(Spatial annotation records)
----------------
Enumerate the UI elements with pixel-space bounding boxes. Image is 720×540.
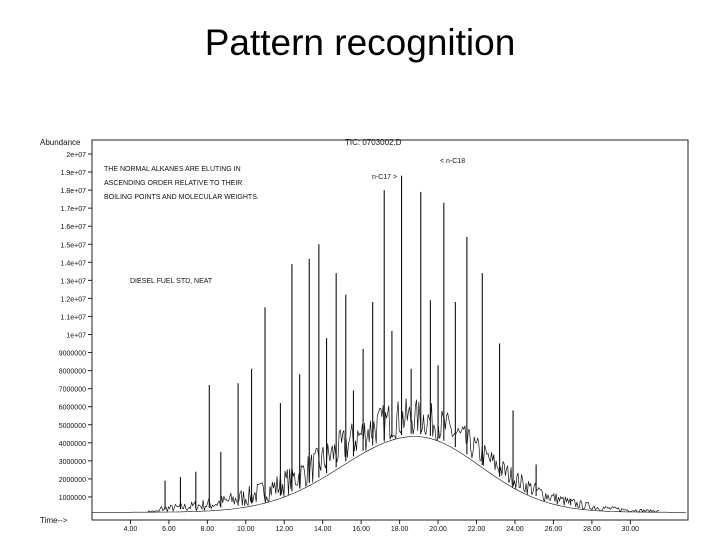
file-label: TIC: 0703002.D [345, 138, 402, 147]
x-tick-label: 22.00 [468, 526, 486, 533]
y-tick-label: 1.1e+07 [61, 314, 87, 321]
x-tick-label: 6.00 [162, 526, 176, 533]
y-tick-label: 1.9e+07 [61, 170, 87, 177]
x-axis: 4.00 6.00 8.00 10.00 12.00 14.00 16.00 18.00 20.… [124, 520, 640, 533]
unresolved-hump-line [92, 436, 687, 513]
y-tick-label: 9000000 [59, 351, 86, 358]
slide-title: Pattern recognition [204, 22, 516, 63]
minor-peaks-trace [147, 398, 659, 513]
peak-label-c17: n-C17 > [372, 174, 397, 181]
note-line-3: BOILING POINTS AND MOLECULAR WEIGHTS. [104, 194, 259, 201]
y-tick-label: 1.5e+07 [61, 242, 87, 249]
y-tick-label: 1e+07 [66, 333, 86, 340]
x-tick-label: 30.00 [622, 526, 640, 533]
x-tick-label: 8.00 [201, 526, 215, 533]
note-line-1: THE NORMAL ALKANES ARE ELUTING IN [104, 166, 241, 173]
y-tick-label: 4000000 [59, 441, 86, 448]
y-tick-label: 2000000 [59, 477, 86, 484]
y-axis: 1000000 2000000 3000000 4000000 5000000 60000… [59, 152, 92, 502]
x-tick-label: 26.00 [545, 526, 563, 533]
x-tick-label: 18.00 [391, 526, 409, 533]
plot-frame [91, 139, 689, 521]
y-tick-label: 5000000 [59, 423, 86, 430]
x-tick-label: 12.00 [275, 526, 293, 533]
y-tick-label: 1000000 [59, 495, 86, 502]
x-tick-label: 16.00 [352, 526, 370, 533]
x-axis-label: Time--> [40, 516, 68, 525]
sample-label: DIESEL FUEL STD, NEAT [130, 278, 213, 285]
y-axis-label: Abundance [40, 138, 81, 147]
y-tick-label: 1.2e+07 [61, 296, 87, 303]
y-tick-label: 1.3e+07 [61, 278, 87, 285]
x-tick-label: 14.00 [314, 526, 332, 533]
note-line-2: ASCENDING ORDER RELATIVE TO THEIR [104, 180, 242, 187]
y-tick-label: 1.7e+07 [61, 206, 87, 213]
note-annotation: THE NORMAL ALKANES ARE ELUTING IN ASCEND… [104, 166, 259, 201]
major-peaks [164, 175, 572, 510]
y-tick-label: 1.4e+07 [61, 260, 87, 267]
peak-label-c18: < n-C18 [440, 158, 465, 165]
y-tick-label: 8000000 [59, 369, 86, 376]
x-tick-label: 28.00 [583, 526, 601, 533]
x-tick-label: 4.00 [124, 526, 138, 533]
x-tick-label: 20.00 [429, 526, 447, 533]
y-tick-label: 2e+07 [66, 152, 86, 159]
y-tick-label: 3000000 [59, 459, 86, 466]
y-tick-label: 7000000 [59, 387, 86, 394]
y-tick-label: 1.6e+07 [61, 224, 87, 231]
x-tick-label: 10.00 [237, 526, 255, 533]
y-tick-label: 1.8e+07 [61, 188, 87, 195]
y-tick-label: 6000000 [59, 405, 86, 412]
x-tick-label: 24.00 [506, 526, 524, 533]
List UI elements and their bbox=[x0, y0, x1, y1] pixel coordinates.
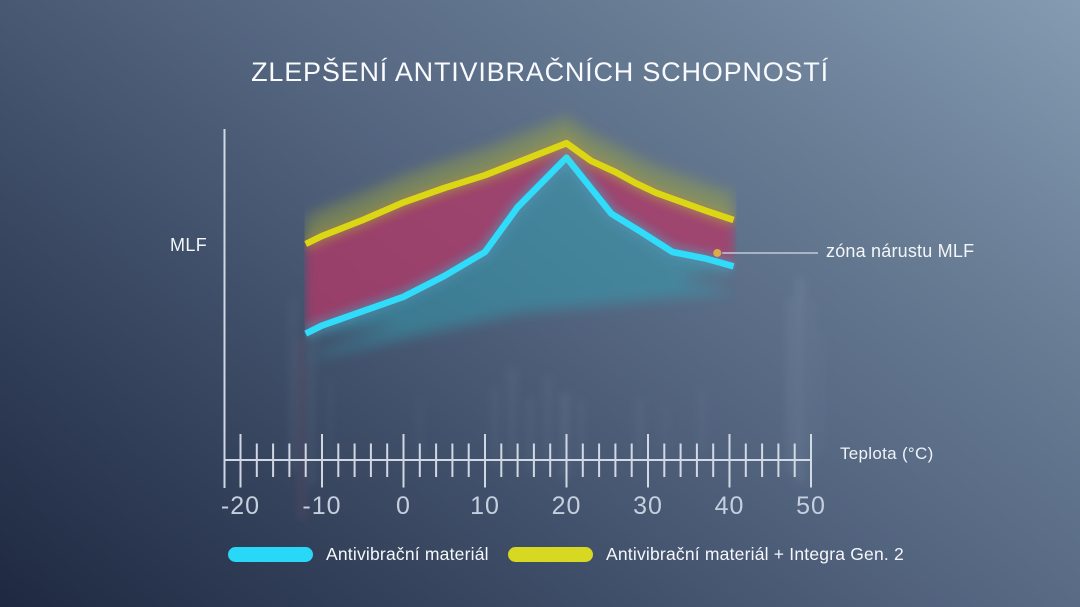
axes bbox=[223, 129, 812, 488]
x-tick-label: -10 bbox=[302, 492, 341, 520]
x-tick-label: 30 bbox=[633, 492, 663, 520]
vibration-streaks bbox=[290, 278, 823, 520]
x-tick-labels: -20 -10 0 10 20 30 40 50 bbox=[221, 492, 826, 520]
zone-annotation bbox=[713, 248, 818, 257]
series-line-antivibracni-material bbox=[304, 154, 735, 337]
legend-item-antivibracni-material-integra: Antivibrační materiál + Integra Gen. 2 bbox=[508, 544, 904, 565]
x-tick-label: 20 bbox=[552, 492, 582, 520]
legend-swatch-yellow bbox=[508, 547, 593, 562]
legend-label-antivibracni-material: Antivibrační materiál bbox=[326, 544, 489, 564]
x-tick-label: 40 bbox=[715, 492, 745, 520]
x-tick-label: 10 bbox=[470, 492, 500, 520]
yellow-curve-glow bbox=[305, 117, 734, 244]
series-line-antivibracni-material-integra bbox=[304, 139, 735, 247]
x-axis-label: Teplota (°C) bbox=[840, 444, 934, 463]
x-tick-label: -20 bbox=[221, 492, 260, 520]
y-axis-label: MLF bbox=[170, 235, 208, 255]
legend-swatch-cyan bbox=[228, 547, 313, 562]
legend-label-antivibracni-material-integra: Antivibrační materiál + Integra Gen. 2 bbox=[606, 544, 904, 564]
cyan-curve-glow bbox=[305, 157, 734, 360]
legend-item-antivibracni-material: Antivibrační materiál bbox=[228, 544, 489, 565]
zone-annotation-label: zóna nárustu MLF bbox=[826, 241, 975, 261]
x-tick-label: 50 bbox=[796, 492, 826, 520]
chart-title: ZLEPŠENÍ ANTIVIBRAČNÍCH SCHOPNOSTÍ bbox=[251, 57, 829, 87]
x-tick-label: 0 bbox=[396, 492, 411, 520]
annotation-dot bbox=[713, 248, 722, 257]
----------------
Transcribe every line of the records above verbatim, leaving out the pictures.

Enumerate the UI elements with pixel-space bounding boxes. Image is 720×540.
file-label: TIC: 0703002.D [345, 138, 402, 147]
x-tick-label: 22.00 [468, 526, 486, 533]
y-tick-label: 1.1e+07 [61, 314, 87, 321]
x-tick-label: 6.00 [162, 526, 176, 533]
y-tick-label: 1.9e+07 [61, 170, 87, 177]
x-axis: 4.00 6.00 8.00 10.00 12.00 14.00 16.00 18.00 20.… [124, 520, 640, 533]
unresolved-hump-line [92, 436, 687, 513]
y-tick-label: 9000000 [59, 351, 86, 358]
slide-title: Pattern recognition [204, 22, 516, 63]
minor-peaks-trace [147, 398, 659, 513]
peak-label-c17: n-C17 > [372, 174, 397, 181]
note-line-3: BOILING POINTS AND MOLECULAR WEIGHTS. [104, 194, 259, 201]
y-tick-label: 1.5e+07 [61, 242, 87, 249]
y-tick-label: 1e+07 [66, 333, 86, 340]
x-tick-label: 30.00 [622, 526, 640, 533]
x-tick-label: 8.00 [201, 526, 215, 533]
note-line-1: THE NORMAL ALKANES ARE ELUTING IN [104, 166, 241, 173]
y-tick-label: 4000000 [59, 441, 86, 448]
y-tick-label: 2000000 [59, 477, 86, 484]
y-axis: 1000000 2000000 3000000 4000000 5000000 60000… [59, 152, 92, 502]
x-tick-label: 26.00 [545, 526, 563, 533]
x-tick-label: 18.00 [391, 526, 409, 533]
plot-frame [91, 139, 689, 521]
y-tick-label: 5000000 [59, 423, 86, 430]
x-tick-label: 12.00 [275, 526, 293, 533]
y-tick-label: 1000000 [59, 495, 86, 502]
x-tick-label: 16.00 [352, 526, 370, 533]
x-axis-label: Time--> [40, 516, 68, 525]
sample-label: DIESEL FUEL STD, NEAT [130, 278, 213, 285]
y-axis-label: Abundance [40, 138, 81, 147]
y-tick-label: 1.2e+07 [61, 296, 87, 303]
y-tick-label: 1.3e+07 [61, 278, 87, 285]
x-tick-label: 14.00 [314, 526, 332, 533]
note-line-2: ASCENDING ORDER RELATIVE TO THEIR [104, 180, 242, 187]
y-tick-label: 1.7e+07 [61, 206, 87, 213]
note-annotation: THE NORMAL ALKANES ARE ELUTING IN ASCEND… [104, 166, 259, 201]
major-peaks [164, 175, 572, 510]
y-tick-label: 1.4e+07 [61, 260, 87, 267]
peak-label-c18: < n-C18 [440, 158, 465, 165]
y-tick-label: 8000000 [59, 369, 86, 376]
x-tick-label: 28.00 [583, 526, 601, 533]
x-tick-label: 4.00 [124, 526, 138, 533]
x-tick-label: 20.00 [429, 526, 447, 533]
y-tick-label: 2e+07 [66, 152, 86, 159]
y-tick-label: 3000000 [59, 459, 86, 466]
y-tick-label: 7000000 [59, 387, 86, 394]
y-tick-label: 1.6e+07 [61, 224, 87, 231]
x-tick-label: 10.00 [237, 526, 255, 533]
y-tick-label: 1.8e+07 [61, 188, 87, 195]
y-tick-label: 6000000 [59, 405, 86, 412]
x-tick-label: 24.00 [506, 526, 524, 533]
List UI elements and their bbox=[x0, y0, x1, y1] pixel coordinates.
axes bbox=[223, 129, 812, 488]
x-tick-label: -10 bbox=[302, 492, 341, 520]
x-tick-label: 30 bbox=[633, 492, 663, 520]
vibration-streaks bbox=[290, 278, 823, 520]
x-tick-labels: -20 -10 0 10 20 30 40 50 bbox=[221, 492, 826, 520]
zone-annotation bbox=[713, 248, 818, 257]
series-line-antivibracni-material bbox=[304, 154, 735, 337]
legend-item-antivibracni-material-integra: Antivibrační materiál + Integra Gen. 2 bbox=[508, 544, 904, 565]
x-tick-label: 20 bbox=[552, 492, 582, 520]
legend-swatch-yellow bbox=[508, 547, 593, 562]
legend-label-antivibracni-material: Antivibrační materiál bbox=[326, 544, 489, 564]
x-tick-label: 40 bbox=[715, 492, 745, 520]
x-tick-label: 10 bbox=[470, 492, 500, 520]
yellow-curve-glow bbox=[305, 117, 734, 244]
series-line-antivibracni-material-integra bbox=[304, 139, 735, 247]
x-axis-label: Teplota (°C) bbox=[840, 444, 934, 463]
x-tick-label: -20 bbox=[221, 492, 260, 520]
y-axis-label: MLF bbox=[170, 235, 208, 255]
legend-swatch-cyan bbox=[228, 547, 313, 562]
legend-label-antivibracni-material-integra: Antivibrační materiál + Integra Gen. 2 bbox=[606, 544, 904, 564]
cyan-curve-glow bbox=[305, 157, 734, 360]
legend-item-antivibracni-material: Antivibrační materiál bbox=[228, 544, 489, 565]
zone-annotation-label: zóna nárustu MLF bbox=[826, 241, 975, 261]
x-tick-label: 50 bbox=[796, 492, 826, 520]
chart-title: ZLEPŠENÍ ANTIVIBRAČNÍCH SCHOPNOSTÍ bbox=[251, 57, 829, 87]
x-tick-label: 0 bbox=[396, 492, 411, 520]
annotation-dot bbox=[713, 248, 722, 257]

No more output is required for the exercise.